THE REQUEST: Report every line in the listing that contains the string "image".

START PROVIDED MATERIAL

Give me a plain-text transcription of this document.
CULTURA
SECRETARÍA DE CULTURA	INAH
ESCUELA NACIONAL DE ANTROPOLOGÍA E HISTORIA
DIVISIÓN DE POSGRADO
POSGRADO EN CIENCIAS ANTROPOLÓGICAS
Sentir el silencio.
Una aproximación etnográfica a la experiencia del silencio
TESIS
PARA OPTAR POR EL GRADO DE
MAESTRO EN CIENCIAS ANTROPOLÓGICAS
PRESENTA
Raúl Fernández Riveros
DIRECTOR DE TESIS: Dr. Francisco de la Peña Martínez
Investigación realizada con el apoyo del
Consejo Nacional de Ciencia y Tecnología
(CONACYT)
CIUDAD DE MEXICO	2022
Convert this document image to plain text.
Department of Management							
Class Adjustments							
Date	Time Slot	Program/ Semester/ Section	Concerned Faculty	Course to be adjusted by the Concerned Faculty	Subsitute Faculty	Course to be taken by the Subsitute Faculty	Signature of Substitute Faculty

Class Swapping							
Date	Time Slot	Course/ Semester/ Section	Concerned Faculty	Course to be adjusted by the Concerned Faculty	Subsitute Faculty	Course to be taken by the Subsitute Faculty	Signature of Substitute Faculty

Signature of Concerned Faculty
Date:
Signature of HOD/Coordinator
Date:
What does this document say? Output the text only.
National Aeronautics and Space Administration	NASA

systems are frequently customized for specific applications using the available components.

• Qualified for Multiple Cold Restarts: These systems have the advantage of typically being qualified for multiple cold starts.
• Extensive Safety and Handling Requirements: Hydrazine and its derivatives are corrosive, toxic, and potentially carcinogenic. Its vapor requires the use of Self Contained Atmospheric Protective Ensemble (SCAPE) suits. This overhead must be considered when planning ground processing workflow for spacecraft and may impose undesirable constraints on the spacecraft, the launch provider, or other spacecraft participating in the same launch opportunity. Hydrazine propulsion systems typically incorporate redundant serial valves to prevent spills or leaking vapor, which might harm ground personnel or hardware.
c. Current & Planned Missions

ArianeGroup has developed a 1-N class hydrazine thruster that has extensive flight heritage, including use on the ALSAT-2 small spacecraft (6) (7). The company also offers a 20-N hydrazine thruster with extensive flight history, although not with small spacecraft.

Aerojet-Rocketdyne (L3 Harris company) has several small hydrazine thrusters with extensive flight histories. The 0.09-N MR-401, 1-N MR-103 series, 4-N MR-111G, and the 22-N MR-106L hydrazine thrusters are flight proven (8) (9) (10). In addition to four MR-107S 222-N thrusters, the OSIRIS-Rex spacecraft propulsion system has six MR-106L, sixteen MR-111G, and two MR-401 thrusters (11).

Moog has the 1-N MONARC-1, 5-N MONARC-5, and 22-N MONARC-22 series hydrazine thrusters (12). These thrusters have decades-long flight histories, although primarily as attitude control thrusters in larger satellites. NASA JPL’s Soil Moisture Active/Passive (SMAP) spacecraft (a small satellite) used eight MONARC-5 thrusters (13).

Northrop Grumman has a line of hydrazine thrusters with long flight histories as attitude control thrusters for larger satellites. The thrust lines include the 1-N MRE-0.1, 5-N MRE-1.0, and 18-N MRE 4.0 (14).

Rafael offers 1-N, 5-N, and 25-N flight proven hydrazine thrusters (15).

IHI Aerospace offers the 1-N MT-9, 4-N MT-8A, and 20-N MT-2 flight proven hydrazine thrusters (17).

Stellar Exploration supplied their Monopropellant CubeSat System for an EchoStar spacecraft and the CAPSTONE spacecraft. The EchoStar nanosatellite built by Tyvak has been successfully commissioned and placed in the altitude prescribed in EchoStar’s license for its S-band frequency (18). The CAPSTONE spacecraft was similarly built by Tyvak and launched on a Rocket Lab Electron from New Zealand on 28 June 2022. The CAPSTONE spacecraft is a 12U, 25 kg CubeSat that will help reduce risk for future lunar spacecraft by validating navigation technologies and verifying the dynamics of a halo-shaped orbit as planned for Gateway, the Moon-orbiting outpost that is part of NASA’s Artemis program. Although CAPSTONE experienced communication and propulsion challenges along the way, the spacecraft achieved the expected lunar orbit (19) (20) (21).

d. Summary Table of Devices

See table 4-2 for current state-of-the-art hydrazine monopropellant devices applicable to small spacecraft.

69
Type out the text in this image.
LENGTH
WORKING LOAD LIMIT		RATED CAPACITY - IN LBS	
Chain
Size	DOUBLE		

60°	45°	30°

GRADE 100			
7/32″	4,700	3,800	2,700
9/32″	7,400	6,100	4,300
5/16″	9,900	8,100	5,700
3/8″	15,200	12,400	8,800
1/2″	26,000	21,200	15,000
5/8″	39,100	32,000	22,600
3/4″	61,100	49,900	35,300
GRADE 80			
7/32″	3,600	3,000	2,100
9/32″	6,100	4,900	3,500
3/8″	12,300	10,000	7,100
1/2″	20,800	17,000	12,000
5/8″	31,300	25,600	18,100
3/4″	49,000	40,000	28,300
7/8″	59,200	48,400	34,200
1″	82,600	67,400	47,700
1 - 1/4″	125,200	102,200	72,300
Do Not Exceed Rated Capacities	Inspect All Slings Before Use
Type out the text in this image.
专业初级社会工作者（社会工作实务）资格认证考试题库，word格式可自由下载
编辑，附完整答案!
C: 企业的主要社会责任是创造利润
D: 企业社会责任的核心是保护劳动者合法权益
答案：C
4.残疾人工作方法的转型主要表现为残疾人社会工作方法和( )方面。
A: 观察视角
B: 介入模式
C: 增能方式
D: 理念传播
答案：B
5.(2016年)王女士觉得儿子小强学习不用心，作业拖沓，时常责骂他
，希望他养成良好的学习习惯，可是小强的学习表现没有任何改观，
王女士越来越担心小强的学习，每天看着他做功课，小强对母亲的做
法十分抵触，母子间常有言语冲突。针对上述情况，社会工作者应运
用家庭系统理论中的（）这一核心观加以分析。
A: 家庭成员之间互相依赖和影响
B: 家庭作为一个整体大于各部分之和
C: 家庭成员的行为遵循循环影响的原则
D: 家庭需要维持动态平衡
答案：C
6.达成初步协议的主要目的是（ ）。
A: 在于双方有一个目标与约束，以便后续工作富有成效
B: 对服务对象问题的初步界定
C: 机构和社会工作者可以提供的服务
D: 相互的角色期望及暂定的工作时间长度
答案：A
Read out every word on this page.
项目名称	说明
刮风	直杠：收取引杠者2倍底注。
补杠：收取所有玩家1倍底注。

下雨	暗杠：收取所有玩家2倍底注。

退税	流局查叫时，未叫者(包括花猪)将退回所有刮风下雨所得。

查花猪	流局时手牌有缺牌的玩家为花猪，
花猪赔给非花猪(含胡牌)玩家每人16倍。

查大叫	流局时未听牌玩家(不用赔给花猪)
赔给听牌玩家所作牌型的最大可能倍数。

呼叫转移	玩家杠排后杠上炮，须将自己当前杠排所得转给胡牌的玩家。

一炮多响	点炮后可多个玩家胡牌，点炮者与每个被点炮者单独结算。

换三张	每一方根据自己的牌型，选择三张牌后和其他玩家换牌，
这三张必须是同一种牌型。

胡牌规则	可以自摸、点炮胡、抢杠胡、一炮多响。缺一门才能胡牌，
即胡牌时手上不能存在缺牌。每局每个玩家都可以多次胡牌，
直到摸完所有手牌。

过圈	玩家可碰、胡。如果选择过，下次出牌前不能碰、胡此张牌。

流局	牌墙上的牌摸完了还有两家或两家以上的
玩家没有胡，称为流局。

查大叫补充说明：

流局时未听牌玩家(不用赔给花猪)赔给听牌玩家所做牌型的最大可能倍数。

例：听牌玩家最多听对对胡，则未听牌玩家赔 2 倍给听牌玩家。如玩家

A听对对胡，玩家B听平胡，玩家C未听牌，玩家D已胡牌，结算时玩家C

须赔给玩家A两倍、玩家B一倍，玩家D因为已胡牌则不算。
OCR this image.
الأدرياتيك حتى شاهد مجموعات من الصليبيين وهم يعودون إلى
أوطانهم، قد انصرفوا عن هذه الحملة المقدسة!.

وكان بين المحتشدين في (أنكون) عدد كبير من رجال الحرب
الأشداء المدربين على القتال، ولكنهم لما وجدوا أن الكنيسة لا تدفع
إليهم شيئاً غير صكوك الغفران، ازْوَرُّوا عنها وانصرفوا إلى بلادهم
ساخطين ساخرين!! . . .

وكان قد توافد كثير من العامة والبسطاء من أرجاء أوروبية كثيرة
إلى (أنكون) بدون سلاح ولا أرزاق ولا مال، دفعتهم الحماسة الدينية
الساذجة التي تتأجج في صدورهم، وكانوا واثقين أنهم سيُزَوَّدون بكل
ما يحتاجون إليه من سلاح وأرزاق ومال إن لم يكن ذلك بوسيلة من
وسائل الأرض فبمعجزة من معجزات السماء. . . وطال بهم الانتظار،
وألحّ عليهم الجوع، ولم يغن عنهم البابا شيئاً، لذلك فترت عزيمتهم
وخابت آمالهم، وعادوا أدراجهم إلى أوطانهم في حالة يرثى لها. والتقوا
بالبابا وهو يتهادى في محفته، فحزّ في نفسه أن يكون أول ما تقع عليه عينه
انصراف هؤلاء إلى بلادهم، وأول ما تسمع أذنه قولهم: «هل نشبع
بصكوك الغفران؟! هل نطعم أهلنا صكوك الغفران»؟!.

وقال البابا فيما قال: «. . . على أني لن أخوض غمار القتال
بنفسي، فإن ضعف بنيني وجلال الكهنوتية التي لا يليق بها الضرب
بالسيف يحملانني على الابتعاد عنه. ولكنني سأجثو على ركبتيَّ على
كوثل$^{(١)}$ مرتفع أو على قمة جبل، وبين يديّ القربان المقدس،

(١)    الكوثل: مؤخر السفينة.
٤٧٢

END PROVIDED MATERIAL

THE RESULT:
Convert this document image to plain text.
Type out the text in this image.
Type out the text in this image.
OCR this image.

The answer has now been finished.